→ **SHORT EXERCISE**:
Copy out all lines that carry the word "xlabel".

→ **GIVEN RECORDS**:
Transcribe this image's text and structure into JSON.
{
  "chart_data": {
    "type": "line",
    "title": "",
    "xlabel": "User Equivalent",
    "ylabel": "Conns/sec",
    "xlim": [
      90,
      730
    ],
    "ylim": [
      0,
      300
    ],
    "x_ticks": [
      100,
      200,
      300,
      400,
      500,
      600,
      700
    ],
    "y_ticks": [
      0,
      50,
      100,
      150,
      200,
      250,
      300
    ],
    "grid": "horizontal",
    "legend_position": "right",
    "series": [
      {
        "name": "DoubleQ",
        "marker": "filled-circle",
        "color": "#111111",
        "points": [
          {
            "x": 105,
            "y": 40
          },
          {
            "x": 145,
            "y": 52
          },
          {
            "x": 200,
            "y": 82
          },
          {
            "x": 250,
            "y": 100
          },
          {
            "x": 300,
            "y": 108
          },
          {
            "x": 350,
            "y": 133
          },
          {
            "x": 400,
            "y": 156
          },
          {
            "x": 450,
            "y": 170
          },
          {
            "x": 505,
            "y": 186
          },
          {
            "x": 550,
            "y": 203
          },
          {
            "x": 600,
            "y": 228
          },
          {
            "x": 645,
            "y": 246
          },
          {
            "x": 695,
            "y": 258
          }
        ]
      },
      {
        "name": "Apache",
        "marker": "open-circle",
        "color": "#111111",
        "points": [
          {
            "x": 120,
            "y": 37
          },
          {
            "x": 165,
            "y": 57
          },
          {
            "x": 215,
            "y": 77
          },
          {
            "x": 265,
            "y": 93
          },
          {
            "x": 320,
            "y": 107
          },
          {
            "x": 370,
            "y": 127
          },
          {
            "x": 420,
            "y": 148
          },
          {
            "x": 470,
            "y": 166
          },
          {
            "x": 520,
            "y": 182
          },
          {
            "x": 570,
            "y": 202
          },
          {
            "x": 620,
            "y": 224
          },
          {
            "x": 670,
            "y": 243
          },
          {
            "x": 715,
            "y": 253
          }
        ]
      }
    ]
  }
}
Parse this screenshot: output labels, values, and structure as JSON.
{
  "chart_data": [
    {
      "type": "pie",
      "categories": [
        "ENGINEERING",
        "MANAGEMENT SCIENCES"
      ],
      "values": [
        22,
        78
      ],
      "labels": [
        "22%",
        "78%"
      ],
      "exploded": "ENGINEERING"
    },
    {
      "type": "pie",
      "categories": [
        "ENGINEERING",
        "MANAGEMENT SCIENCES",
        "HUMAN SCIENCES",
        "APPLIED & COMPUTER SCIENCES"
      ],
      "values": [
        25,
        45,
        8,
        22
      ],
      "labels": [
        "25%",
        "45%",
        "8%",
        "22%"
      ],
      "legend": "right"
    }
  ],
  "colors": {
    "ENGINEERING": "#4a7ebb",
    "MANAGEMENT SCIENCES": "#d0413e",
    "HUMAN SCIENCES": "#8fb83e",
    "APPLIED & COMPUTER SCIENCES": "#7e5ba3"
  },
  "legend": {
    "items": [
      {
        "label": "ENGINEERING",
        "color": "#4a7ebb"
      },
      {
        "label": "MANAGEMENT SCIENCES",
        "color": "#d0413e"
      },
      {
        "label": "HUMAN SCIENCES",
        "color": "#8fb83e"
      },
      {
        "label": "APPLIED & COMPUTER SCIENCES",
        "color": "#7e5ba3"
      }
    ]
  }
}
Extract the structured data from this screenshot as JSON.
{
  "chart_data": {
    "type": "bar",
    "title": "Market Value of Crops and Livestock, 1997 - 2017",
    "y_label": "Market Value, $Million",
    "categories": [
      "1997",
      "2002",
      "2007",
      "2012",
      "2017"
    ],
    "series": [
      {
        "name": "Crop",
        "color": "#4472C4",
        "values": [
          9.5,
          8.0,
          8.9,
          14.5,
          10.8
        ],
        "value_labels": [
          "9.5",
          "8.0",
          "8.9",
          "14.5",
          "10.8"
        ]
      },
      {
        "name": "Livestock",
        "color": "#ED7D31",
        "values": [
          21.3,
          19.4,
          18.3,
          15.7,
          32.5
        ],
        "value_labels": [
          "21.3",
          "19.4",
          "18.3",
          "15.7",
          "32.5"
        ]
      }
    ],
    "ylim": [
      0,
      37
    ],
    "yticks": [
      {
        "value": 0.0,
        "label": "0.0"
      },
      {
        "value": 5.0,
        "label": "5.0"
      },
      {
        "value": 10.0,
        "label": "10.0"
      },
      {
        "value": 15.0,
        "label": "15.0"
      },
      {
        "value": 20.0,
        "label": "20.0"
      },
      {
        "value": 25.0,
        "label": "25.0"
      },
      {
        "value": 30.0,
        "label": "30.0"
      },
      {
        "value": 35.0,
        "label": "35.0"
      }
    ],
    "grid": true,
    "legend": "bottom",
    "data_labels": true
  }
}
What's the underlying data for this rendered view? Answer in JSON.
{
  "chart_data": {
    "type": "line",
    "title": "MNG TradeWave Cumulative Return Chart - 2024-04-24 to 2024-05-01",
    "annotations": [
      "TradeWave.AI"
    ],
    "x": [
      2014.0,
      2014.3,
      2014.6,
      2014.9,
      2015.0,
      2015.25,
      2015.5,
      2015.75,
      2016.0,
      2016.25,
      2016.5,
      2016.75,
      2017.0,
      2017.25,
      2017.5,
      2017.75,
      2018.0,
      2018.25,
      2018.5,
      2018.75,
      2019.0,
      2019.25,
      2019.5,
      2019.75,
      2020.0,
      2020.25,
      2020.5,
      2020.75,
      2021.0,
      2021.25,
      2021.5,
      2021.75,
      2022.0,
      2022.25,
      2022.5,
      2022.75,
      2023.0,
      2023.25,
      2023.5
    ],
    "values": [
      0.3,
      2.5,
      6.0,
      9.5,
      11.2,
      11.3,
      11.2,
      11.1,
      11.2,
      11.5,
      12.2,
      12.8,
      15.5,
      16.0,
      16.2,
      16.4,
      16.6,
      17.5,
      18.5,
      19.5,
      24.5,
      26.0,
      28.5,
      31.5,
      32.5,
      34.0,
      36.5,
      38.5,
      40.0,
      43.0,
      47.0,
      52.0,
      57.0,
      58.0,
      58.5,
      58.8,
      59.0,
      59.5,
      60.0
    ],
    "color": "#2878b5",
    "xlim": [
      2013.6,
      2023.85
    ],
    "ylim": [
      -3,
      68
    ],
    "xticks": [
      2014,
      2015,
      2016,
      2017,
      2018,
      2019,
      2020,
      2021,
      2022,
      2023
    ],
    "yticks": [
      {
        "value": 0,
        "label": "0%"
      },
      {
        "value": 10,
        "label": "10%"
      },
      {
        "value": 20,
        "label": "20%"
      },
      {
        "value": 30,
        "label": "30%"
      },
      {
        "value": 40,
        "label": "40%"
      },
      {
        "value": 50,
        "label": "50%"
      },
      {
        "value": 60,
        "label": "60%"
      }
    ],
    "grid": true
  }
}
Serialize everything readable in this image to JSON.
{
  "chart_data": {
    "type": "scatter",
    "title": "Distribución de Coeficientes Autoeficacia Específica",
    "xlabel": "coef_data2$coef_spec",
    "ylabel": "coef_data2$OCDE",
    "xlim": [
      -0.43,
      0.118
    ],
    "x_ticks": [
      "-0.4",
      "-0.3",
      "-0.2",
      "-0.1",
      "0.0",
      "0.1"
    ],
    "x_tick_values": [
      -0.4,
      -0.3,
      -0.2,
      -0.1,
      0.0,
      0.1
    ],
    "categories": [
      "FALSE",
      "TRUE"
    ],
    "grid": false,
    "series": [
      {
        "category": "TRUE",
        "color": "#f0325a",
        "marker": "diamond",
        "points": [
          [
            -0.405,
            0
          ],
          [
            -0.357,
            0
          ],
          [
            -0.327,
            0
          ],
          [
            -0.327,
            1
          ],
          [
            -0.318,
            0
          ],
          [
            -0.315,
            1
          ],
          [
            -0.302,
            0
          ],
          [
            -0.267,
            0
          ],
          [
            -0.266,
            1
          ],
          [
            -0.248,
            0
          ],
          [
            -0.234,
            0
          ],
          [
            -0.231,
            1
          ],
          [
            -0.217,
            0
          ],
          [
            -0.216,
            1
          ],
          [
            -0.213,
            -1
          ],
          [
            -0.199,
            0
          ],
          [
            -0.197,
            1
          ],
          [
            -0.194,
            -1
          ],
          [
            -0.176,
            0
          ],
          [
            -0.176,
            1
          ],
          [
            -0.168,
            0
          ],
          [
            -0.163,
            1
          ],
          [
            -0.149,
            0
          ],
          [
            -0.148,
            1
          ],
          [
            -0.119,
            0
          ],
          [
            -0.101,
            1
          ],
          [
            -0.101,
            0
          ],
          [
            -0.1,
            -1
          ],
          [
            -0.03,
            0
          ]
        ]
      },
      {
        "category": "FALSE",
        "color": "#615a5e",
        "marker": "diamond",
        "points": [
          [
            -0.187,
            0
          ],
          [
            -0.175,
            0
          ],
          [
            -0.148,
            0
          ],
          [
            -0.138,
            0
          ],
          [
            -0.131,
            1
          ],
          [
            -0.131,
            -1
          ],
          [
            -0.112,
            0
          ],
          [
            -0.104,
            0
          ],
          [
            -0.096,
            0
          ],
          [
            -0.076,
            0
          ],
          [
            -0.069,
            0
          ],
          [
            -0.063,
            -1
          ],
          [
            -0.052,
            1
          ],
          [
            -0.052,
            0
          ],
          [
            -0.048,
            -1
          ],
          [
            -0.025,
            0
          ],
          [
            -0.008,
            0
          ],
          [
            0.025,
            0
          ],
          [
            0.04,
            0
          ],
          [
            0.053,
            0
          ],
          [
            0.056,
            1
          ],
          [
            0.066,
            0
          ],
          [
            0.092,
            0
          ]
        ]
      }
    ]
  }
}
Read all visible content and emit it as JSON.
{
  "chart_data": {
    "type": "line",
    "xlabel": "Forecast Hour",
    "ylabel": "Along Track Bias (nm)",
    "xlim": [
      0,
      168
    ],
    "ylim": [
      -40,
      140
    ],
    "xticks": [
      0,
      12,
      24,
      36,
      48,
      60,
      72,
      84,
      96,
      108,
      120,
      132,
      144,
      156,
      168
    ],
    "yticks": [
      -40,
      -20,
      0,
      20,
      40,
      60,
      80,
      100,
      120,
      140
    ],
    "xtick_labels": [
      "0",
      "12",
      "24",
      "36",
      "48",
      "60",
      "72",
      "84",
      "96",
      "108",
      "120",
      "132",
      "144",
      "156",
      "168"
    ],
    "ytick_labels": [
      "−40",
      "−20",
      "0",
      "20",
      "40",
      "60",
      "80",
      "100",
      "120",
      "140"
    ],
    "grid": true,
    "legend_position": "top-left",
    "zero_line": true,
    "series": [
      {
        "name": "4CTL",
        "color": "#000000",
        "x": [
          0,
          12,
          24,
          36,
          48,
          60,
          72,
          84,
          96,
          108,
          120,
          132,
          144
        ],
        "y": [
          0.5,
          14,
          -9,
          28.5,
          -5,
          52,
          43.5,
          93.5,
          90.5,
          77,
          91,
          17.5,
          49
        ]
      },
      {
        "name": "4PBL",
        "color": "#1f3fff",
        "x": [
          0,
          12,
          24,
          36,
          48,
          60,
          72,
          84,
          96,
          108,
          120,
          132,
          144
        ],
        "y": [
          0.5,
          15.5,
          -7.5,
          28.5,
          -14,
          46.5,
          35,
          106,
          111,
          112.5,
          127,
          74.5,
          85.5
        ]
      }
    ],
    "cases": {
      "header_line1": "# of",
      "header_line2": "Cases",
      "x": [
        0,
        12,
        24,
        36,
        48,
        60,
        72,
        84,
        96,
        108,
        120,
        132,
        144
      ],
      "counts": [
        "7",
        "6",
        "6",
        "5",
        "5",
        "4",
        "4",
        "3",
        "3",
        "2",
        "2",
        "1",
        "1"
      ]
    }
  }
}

→ **RESPONSE**:
    "xlabel": "User Equivalent",
    "xlabel": "coef_data2$coef_spec",
    "xlabel": "Forecast Hour",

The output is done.